COMPLETA QUANTO SEGUE -
A – Indica se ciascuna affermazione concorda con la recensione, rispondendo sì o no e citando le parole del testo che lo stabiliscono: (i) Blanck Mass è Benjamin John Power dei Fuck Buttons; (ii) il disco è stato realizzato una sola volta con la stessa strumentazione; (iii) il suono esce dalle casse filtrato e con qualche compromesso.
B – Secondo la recensione, in quale occasione è stato presentato "Sundowner"?
C – Spiega perché la recensione definisce il disco "frutto di grande lavorio".

BRANO ESTRATTO -
• • •

Un disco di elettronica devastante e maestoso, anzi un’elettronica che sembra una chitarra noise, un pezzo di metanfetamina che parla di viaggi visti e vissuti.
Blanck Mass è Benjamin John Power dei Fuck Buttons, un personaggio che di elettronica ne mastica un po’. Dimenticatevi la sua dimensione da stadio, ovvero “Sundowner” alla cerimonia d’apertura dei Giochi Olimpici nella culla babilonese chiamata Londra.
Ora la faccenda è un’altra, si scendono i gradini di un’antica cripta e si incontra il lato oscuro della tecnologia, come se le macchine esprimessero il loro disprezzo verso la vita dei loro fondatori.
Il basso è continuo come una percussione africana in una notte senza stelle, il suono è abbastanza minimale ma viene fuori in maniera prepotente dalle casse, senza filtri o compromessi.
In Blanck Mass c’è la dolorosa ammissione dell’imperfezione umana, ma là dove fallisce la carne arriva la disperazione dell’intelletto, creando cose come questo disco.
Lo spettro della musica elettronica è esplorato nella sua intera cosmogonia, dalla cassa in quattro quarti all’ambient, dalla techno violentatrice alla dance più filosofica.
Momenti di cervello e sfuriate di pura pancia e stomaco, in un crescendo di bellezza ed attrazione.
Questo disco si sente sul piano fisico, lo si vive come se respirasse, e non si può rimanere indifferenti.
Il disco è frutto di grande lavorio, dato che in tre occasioni è stato riprodotto integralmente, sostituendo ogni volta la strumentazione, fino ad arrivare al risultato voluto da Benjamin.

• • •

DATI FORNITI -

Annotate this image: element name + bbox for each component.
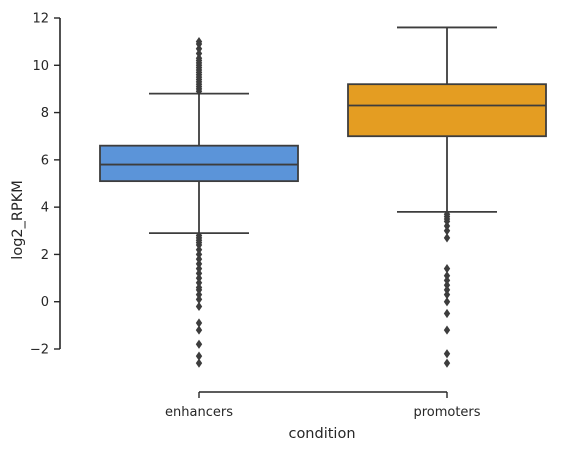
y-tick-label: −2	[30, 343, 49, 358]
outlier-point	[443, 275, 451, 286]
outlier-point	[443, 325, 451, 335]
box-iqr	[99, 144, 299, 183]
y-tick-label: 6	[41, 153, 49, 168]
outlier-point	[195, 339, 203, 349]
x-tick-label-enhancers: enhancers	[165, 405, 233, 420]
outlier-point	[443, 285, 451, 295]
outlier-point	[195, 259, 203, 269]
y-tick-label: 2	[41, 248, 49, 263]
y-tick-label: 4	[41, 201, 49, 216]
outlier-point	[443, 264, 451, 274]
outlier-point	[195, 301, 203, 312]
outlier-point	[195, 358, 203, 368]
outlier-point	[195, 273, 203, 283]
outlier-point	[195, 294, 203, 304]
outlier-point	[443, 271, 451, 281]
outlier-point	[195, 245, 203, 255]
y-tick-label: 8	[41, 106, 49, 121]
box-promoters	[347, 26, 547, 368]
outlier-point	[443, 280, 451, 290]
outlier-point	[195, 351, 203, 361]
y-tick-label: 10	[32, 59, 49, 74]
outlier-point	[195, 48, 203, 59]
outlier-point	[195, 325, 203, 335]
y-tick-label: 12	[32, 12, 49, 27]
outlier-point	[195, 44, 203, 54]
outlier-point	[195, 268, 203, 278]
outlier-point	[195, 37, 203, 47]
x-axis: enhancers promoters	[165, 391, 481, 420]
outlier-point	[443, 358, 451, 368]
outlier-point	[195, 249, 203, 260]
outlier-point	[195, 264, 203, 274]
outlier-point	[195, 254, 203, 264]
outlier-point	[443, 297, 451, 307]
outlier-point	[443, 290, 451, 300]
outlier-point	[443, 221, 451, 231]
outlier-point	[195, 318, 203, 328]
outlier-point	[195, 53, 203, 63]
y-axis: −2 0 2 4 6 8 10 12	[30, 12, 61, 358]
outlier-point	[195, 282, 203, 293]
boxes	[99, 26, 547, 368]
outlier-point	[195, 290, 203, 300]
y-tick-label: 0	[41, 295, 49, 310]
box-enhancers	[99, 37, 299, 368]
x-tick-label-promoters: promoters	[413, 405, 480, 420]
x-axis-label: condition	[288, 426, 355, 442]
box-iqr	[347, 83, 547, 138]
outlier-point	[443, 226, 451, 236]
outlier-point	[443, 209, 451, 219]
outlier-point	[443, 233, 451, 243]
outlier-point	[443, 308, 451, 319]
outlier-point	[443, 349, 451, 359]
outlier-point	[195, 230, 203, 241]
y-axis-label: log2_RPKM	[10, 180, 26, 259]
outlier-point	[195, 278, 203, 288]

• • •

SOLUZIONI -
A –
(i) Sì: "Blanck Mass è Benjamin John Power dei Fuck Buttons".
(ii) No: "in tre occasioni è stato riprodotto integralmente, sostituendo ogni volta la strumentazione".
(iii) No: "senza filtri o compromessi".

B – Alla cerimonia d'apertura dei Giochi Olimpici di Londra.

C – Il disco è stato riprodotto integralmente in tre occasioni. Ogni volta è stata sostituita la strumentazione, finché non si è arrivati al risultato voluto da Benjamin.